→ **WHAT YOU WILL DO**: Track down each line that has the word "title" and copy it.

start RECORD LIST

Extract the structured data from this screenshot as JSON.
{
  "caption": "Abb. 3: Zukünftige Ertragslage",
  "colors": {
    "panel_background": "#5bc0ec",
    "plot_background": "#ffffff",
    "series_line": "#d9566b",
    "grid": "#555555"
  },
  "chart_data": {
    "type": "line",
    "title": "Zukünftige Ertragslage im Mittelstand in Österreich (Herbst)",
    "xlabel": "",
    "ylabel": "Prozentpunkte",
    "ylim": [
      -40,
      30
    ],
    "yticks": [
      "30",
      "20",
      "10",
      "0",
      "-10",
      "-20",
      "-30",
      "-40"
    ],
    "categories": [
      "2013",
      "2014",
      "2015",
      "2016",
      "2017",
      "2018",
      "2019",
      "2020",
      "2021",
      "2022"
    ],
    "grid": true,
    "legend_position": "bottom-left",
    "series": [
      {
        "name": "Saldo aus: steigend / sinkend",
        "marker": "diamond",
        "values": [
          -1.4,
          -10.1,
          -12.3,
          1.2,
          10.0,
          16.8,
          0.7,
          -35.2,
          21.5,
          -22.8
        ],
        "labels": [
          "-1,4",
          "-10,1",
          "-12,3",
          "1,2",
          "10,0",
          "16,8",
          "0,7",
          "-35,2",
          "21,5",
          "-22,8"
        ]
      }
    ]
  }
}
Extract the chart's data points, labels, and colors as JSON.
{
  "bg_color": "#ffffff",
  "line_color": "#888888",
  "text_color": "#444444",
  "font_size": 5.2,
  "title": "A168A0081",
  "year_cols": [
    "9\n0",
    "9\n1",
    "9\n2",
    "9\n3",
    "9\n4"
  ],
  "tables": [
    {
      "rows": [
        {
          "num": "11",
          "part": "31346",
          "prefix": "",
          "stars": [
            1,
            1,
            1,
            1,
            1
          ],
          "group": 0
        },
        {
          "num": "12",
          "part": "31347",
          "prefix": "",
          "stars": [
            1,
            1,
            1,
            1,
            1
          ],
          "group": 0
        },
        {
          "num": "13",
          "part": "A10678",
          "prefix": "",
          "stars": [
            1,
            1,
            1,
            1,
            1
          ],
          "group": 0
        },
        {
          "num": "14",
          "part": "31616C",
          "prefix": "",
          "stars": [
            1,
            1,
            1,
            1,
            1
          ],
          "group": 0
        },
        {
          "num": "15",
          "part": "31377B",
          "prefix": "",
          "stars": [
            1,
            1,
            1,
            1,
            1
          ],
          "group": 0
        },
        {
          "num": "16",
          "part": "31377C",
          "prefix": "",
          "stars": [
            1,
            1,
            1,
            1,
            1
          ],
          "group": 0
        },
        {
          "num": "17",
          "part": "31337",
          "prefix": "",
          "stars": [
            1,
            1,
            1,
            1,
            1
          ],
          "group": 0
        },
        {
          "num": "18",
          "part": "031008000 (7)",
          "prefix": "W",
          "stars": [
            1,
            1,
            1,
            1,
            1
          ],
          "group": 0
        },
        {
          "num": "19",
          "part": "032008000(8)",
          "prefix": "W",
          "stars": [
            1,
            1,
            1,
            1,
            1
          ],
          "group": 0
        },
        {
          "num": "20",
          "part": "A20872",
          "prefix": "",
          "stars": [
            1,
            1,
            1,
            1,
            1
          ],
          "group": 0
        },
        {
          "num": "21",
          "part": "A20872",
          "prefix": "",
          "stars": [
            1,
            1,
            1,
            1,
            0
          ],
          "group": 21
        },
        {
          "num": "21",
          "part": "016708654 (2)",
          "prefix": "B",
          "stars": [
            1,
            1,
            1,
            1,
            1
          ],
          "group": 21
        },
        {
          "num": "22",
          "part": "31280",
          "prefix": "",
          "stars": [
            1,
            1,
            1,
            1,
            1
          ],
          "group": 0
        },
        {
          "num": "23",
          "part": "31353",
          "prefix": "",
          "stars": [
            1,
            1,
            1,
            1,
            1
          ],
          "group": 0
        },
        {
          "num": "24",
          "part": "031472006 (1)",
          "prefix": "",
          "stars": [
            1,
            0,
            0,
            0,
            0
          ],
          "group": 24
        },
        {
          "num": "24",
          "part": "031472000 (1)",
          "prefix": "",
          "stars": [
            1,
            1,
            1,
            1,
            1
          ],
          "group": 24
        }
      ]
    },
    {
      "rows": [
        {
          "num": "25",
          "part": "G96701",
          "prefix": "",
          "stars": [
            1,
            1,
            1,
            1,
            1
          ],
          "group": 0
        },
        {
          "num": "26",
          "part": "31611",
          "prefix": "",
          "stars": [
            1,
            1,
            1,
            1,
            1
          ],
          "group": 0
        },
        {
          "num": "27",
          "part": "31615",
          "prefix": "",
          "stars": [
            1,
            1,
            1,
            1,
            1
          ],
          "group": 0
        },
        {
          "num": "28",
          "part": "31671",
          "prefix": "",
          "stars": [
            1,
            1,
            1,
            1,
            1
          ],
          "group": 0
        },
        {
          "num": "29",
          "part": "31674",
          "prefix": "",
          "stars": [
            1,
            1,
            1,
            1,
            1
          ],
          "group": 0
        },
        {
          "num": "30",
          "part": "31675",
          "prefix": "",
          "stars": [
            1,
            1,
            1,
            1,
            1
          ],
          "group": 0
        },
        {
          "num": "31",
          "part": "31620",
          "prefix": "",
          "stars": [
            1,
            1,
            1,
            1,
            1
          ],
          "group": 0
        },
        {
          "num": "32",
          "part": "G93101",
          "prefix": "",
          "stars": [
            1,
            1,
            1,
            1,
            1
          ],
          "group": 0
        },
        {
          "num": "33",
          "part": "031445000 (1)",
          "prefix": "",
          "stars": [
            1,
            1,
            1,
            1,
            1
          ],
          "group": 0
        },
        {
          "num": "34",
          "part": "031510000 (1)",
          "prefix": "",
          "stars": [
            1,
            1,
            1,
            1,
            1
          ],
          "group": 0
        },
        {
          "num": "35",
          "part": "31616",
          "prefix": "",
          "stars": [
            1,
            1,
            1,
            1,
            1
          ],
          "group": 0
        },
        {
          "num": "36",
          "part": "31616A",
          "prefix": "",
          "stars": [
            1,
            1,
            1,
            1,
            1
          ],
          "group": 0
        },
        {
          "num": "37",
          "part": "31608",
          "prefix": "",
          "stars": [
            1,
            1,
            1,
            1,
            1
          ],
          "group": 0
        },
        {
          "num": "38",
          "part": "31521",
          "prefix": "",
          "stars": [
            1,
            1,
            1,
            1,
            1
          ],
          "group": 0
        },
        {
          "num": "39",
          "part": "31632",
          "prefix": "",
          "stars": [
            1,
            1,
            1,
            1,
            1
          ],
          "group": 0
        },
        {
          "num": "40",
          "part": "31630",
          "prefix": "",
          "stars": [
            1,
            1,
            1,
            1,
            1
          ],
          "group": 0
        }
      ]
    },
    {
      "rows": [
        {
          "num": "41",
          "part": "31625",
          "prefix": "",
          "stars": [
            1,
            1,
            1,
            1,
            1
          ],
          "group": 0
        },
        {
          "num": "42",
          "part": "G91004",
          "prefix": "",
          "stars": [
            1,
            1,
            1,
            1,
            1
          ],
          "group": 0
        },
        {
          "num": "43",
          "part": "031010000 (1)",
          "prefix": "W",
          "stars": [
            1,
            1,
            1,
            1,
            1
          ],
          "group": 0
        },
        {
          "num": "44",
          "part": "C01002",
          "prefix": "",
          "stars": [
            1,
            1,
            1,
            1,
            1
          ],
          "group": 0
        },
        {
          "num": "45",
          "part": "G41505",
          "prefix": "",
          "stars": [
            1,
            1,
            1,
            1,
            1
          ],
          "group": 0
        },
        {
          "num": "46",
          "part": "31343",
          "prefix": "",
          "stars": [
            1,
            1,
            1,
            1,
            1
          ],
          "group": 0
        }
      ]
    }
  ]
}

end RECORD LIST

→ **EXERCISE ANSWER**:
    "title": "Zukünftige Ertragslage im Mittelstand in Österreich (Herbst)",
  "title": "A168A0081",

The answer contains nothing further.